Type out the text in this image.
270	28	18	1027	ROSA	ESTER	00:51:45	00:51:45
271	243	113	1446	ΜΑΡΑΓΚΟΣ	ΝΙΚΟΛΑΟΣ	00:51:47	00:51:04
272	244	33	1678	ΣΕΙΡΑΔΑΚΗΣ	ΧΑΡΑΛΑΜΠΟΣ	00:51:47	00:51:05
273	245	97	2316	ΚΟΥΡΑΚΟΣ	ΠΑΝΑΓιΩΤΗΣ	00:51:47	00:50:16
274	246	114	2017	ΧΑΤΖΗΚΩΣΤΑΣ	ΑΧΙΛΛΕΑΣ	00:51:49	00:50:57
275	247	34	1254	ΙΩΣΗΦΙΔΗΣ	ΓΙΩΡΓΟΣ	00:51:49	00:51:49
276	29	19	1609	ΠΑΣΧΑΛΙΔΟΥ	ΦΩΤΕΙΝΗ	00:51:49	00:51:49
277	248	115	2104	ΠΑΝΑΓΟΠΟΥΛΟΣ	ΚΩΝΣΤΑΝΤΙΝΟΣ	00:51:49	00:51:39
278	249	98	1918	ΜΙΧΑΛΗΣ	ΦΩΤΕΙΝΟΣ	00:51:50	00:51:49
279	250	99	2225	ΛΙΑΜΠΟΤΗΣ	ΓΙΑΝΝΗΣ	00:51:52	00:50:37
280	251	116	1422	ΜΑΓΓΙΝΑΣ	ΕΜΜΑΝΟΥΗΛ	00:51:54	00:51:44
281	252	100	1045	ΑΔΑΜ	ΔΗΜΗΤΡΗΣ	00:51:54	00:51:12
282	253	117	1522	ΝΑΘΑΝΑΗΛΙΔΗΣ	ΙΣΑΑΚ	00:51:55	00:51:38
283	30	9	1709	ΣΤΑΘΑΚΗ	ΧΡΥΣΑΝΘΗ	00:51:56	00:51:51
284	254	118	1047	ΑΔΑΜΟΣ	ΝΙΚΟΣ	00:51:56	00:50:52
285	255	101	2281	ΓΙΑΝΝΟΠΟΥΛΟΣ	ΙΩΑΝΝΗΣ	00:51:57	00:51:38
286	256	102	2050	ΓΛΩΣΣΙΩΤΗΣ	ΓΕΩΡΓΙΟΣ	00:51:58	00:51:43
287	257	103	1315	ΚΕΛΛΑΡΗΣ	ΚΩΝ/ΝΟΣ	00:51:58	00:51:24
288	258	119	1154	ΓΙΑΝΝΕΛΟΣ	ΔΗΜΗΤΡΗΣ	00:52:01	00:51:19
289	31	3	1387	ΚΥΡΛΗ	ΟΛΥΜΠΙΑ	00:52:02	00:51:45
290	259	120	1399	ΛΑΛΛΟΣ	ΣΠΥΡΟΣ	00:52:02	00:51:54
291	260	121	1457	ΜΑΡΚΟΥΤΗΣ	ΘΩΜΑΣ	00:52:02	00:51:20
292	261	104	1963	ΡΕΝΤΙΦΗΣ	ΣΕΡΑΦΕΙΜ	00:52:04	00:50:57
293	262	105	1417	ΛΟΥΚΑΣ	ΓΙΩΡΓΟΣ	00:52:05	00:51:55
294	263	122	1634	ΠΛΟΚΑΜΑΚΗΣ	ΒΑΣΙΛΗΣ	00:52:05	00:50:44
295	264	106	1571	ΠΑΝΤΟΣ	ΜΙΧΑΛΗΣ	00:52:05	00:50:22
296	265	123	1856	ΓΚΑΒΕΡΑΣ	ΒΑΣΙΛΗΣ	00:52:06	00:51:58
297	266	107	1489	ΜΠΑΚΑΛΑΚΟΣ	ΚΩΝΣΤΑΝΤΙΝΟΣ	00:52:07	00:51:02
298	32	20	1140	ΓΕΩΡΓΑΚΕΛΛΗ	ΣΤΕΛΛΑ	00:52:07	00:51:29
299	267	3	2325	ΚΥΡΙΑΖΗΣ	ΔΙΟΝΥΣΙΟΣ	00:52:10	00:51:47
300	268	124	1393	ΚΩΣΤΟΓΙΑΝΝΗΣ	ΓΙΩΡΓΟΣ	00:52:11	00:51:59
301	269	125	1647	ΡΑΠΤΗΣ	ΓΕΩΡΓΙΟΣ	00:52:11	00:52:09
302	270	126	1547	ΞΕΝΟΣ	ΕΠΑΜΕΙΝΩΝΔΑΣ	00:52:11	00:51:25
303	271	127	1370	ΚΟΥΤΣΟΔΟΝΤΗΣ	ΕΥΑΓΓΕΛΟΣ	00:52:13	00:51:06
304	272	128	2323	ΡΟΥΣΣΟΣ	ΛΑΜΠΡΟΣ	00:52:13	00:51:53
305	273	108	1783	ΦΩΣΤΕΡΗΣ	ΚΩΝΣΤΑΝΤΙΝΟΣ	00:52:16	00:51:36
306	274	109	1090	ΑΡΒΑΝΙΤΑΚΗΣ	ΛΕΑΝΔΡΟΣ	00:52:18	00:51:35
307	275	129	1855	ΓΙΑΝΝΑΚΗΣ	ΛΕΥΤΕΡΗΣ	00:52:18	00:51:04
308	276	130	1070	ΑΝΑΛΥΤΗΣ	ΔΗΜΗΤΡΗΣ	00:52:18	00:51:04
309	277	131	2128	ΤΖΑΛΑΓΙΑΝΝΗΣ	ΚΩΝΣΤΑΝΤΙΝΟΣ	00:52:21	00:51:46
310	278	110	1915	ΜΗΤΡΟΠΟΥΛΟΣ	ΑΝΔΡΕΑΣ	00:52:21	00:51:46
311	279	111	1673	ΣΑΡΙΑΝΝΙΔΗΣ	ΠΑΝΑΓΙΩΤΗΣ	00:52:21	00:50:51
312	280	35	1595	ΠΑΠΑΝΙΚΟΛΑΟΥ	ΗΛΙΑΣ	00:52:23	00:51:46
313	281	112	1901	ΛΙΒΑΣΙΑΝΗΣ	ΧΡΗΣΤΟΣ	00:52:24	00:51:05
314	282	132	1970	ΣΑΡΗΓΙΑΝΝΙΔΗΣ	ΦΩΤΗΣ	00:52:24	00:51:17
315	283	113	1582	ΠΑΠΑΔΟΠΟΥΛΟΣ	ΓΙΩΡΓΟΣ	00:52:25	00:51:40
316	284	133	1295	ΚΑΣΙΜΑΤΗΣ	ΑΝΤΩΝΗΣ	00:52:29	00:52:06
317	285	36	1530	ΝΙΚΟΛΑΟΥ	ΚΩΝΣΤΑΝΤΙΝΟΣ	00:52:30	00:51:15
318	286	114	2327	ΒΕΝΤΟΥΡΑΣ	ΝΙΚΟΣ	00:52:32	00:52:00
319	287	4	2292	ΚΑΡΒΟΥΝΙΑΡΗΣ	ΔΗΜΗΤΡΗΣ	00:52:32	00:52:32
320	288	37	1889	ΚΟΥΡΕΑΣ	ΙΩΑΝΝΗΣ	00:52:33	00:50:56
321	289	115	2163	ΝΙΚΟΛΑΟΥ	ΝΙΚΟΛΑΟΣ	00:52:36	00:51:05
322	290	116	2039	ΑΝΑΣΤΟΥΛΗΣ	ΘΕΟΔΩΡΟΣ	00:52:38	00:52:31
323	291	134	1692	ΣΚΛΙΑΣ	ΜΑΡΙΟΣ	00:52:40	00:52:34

=== SET EXERCISE ===
Copy out each record, keeping every word as it is.

=== RESPONSE ===
Type out the text in this image.
270	28	18	1027	ROSA	ESTER	00:51:45	00:51:45
271	243	113	1446	ΜΑΡΑΓΚΟΣ	ΝΙΚΟΛΑΟΣ	00:51:47	00:51:04
272	244	33	1678	ΣΕΙΡΑΔΑΚΗΣ	ΧΑΡΑΛΑΜΠΟΣ	00:51:47	00:51:05
273	245	97	2316	ΚΟΥΡΑΚΟΣ	ΠΑΝΑΓιΩΤΗΣ	00:51:47	00:50:16
274	246	114	2017	ΧΑΤΖΗΚΩΣΤΑΣ	ΑΧΙΛΛΕΑΣ	00:51:49	00:50:57
275	247	34	1254	ΙΩΣΗΦΙΔΗΣ	ΓΙΩΡΓΟΣ	00:51:49	00:51:49
276	29	19	1609	ΠΑΣΧΑΛΙΔΟΥ	ΦΩΤΕΙΝΗ	00:51:49	00:51:49
277	248	115	2104	ΠΑΝΑΓΟΠΟΥΛΟΣ	ΚΩΝΣΤΑΝΤΙΝΟΣ	00:51:49	00:51:39
278	249	98	1918	ΜΙΧΑΛΗΣ	ΦΩΤΕΙΝΟΣ	00:51:50	00:51:49
279	250	99	2225	ΛΙΑΜΠΟΤΗΣ	ΓΙΑΝΝΗΣ	00:51:52	00:50:37
280	251	116	1422	ΜΑΓΓΙΝΑΣ	ΕΜΜΑΝΟΥΗΛ	00:51:54	00:51:44
281	252	100	1045	ΑΔΑΜ	ΔΗΜΗΤΡΗΣ	00:51:54	00:51:12
282	253	117	1522	ΝΑΘΑΝΑΗΛΙΔΗΣ	ΙΣΑΑΚ	00:51:55	00:51:38
283	30	9	1709	ΣΤΑΘΑΚΗ	ΧΡΥΣΑΝΘΗ	00:51:56	00:51:51
284	254	118	1047	ΑΔΑΜΟΣ	ΝΙΚΟΣ	00:51:56	00:50:52
285	255	101	2281	ΓΙΑΝΝΟΠΟΥΛΟΣ	ΙΩΑΝΝΗΣ	00:51:57	00:51:38
286	256	102	2050	ΓΛΩΣΣΙΩΤΗΣ	ΓΕΩΡΓΙΟΣ	00:51:58	00:51:43
287	257	103	1315	ΚΕΛΛΑΡΗΣ	ΚΩΝ/ΝΟΣ	00:51:58	00:51:24
288	258	119	1154	ΓΙΑΝΝΕΛΟΣ	ΔΗΜΗΤΡΗΣ	00:52:01	00:51:19
289	31	3	1387	ΚΥΡΛΗ	ΟΛΥΜΠΙΑ	00:52:02	00:51:45
290	259	120	1399	ΛΑΛΛΟΣ	ΣΠΥΡΟΣ	00:52:02	00:51:54
291	260	121	1457	ΜΑΡΚΟΥΤΗΣ	ΘΩΜΑΣ	00:52:02	00:51:20
292	261	104	1963	ΡΕΝΤΙΦΗΣ	ΣΕΡΑΦΕΙΜ	00:52:04	00:50:57
293	262	105	1417	ΛΟΥΚΑΣ	ΓΙΩΡΓΟΣ	00:52:05	00:51:55
294	263	122	1634	ΠΛΟΚΑΜΑΚΗΣ	ΒΑΣΙΛΗΣ	00:52:05	00:50:44
295	264	106	1571	ΠΑΝΤΟΣ	ΜΙΧΑΛΗΣ	00:52:05	00:50:22
296	265	123	1856	ΓΚΑΒΕΡΑΣ	ΒΑΣΙΛΗΣ	00:52:06	00:51:58
297	266	107	1489	ΜΠΑΚΑΛΑΚΟΣ	ΚΩΝΣΤΑΝΤΙΝΟΣ	00:52:07	00:51:02
298	32	20	1140	ΓΕΩΡΓΑΚΕΛΛΗ	ΣΤΕΛΛΑ	00:52:07	00:51:29
299	267	3	2325	ΚΥΡΙΑΖΗΣ	ΔΙΟΝΥΣΙΟΣ	00:52:10	00:51:47
300	268	124	1393	ΚΩΣΤΟΓΙΑΝΝΗΣ	ΓΙΩΡΓΟΣ	00:52:11	00:51:59
301	269	125	1647	ΡΑΠΤΗΣ	ΓΕΩΡΓΙΟΣ	00:52:11	00:52:09
302	270	126	1547	ΞΕΝΟΣ	ΕΠΑΜΕΙΝΩΝΔΑΣ	00:52:11	00:51:25
303	271	127	1370	ΚΟΥΤΣΟΔΟΝΤΗΣ	ΕΥΑΓΓΕΛΟΣ	00:52:13	00:51:06
304	272	128	2323	ΡΟΥΣΣΟΣ	ΛΑΜΠΡΟΣ	00:52:13	00:51:53
305	273	108	1783	ΦΩΣΤΕΡΗΣ	ΚΩΝΣΤΑΝΤΙΝΟΣ	00:52:16	00:51:36
306	274	109	1090	ΑΡΒΑΝΙΤΑΚΗΣ	ΛΕΑΝΔΡΟΣ	00:52:18	00:51:35
307	275	129	1855	ΓΙΑΝΝΑΚΗΣ	ΛΕΥΤΕΡΗΣ	00:52:18	00:51:04
308	276	130	1070	ΑΝΑΛΥΤΗΣ	ΔΗΜΗΤΡΗΣ	00:52:18	00:51:04
309	277	131	2128	ΤΖΑΛΑΓΙΑΝΝΗΣ	ΚΩΝΣΤΑΝΤΙΝΟΣ	00:52:21	00:51:46
310	278	110	1915	ΜΗΤΡΟΠΟΥΛΟΣ	ΑΝΔΡΕΑΣ	00:52:21	00:51:46
311	279	111	1673	ΣΑΡΙΑΝΝΙΔΗΣ	ΠΑΝΑΓΙΩΤΗΣ	00:52:21	00:50:51
312	280	35	1595	ΠΑΠΑΝΙΚΟΛΑΟΥ	ΗΛΙΑΣ	00:52:23	00:51:46
313	281	112	1901	ΛΙΒΑΣΙΑΝΗΣ	ΧΡΗΣΤΟΣ	00:52:24	00:51:05
314	282	132	1970	ΣΑΡΗΓΙΑΝΝΙΔΗΣ	ΦΩΤΗΣ	00:52:24	00:51:17
315	283	113	1582	ΠΑΠΑΔΟΠΟΥΛΟΣ	ΓΙΩΡΓΟΣ	00:52:25	00:51:40
316	284	133	1295	ΚΑΣΙΜΑΤΗΣ	ΑΝΤΩΝΗΣ	00:52:29	00:52:06
317	285	36	1530	ΝΙΚΟΛΑΟΥ	ΚΩΝΣΤΑΝΤΙΝΟΣ	00:52:30	00:51:15
318	286	114	2327	ΒΕΝΤΟΥΡΑΣ	ΝΙΚΟΣ	00:52:32	00:52:00
319	287	4	2292	ΚΑΡΒΟΥΝΙΑΡΗΣ	ΔΗΜΗΤΡΗΣ	00:52:32	00:52:32
320	288	37	1889	ΚΟΥΡΕΑΣ	ΙΩΑΝΝΗΣ	00:52:33	00:50:56
321	289	115	2163	ΝΙΚΟΛΑΟΥ	ΝΙΚΟΛΑΟΣ	00:52:36	00:51:05
322	290	116	2039	ΑΝΑΣΤΟΥΛΗΣ	ΘΕΟΔΩΡΟΣ	00:52:38	00:52:31
323	291	134	1692	ΣΚΛΙΑΣ	ΜΑΡΙΟΣ	00:52:40	00:52:34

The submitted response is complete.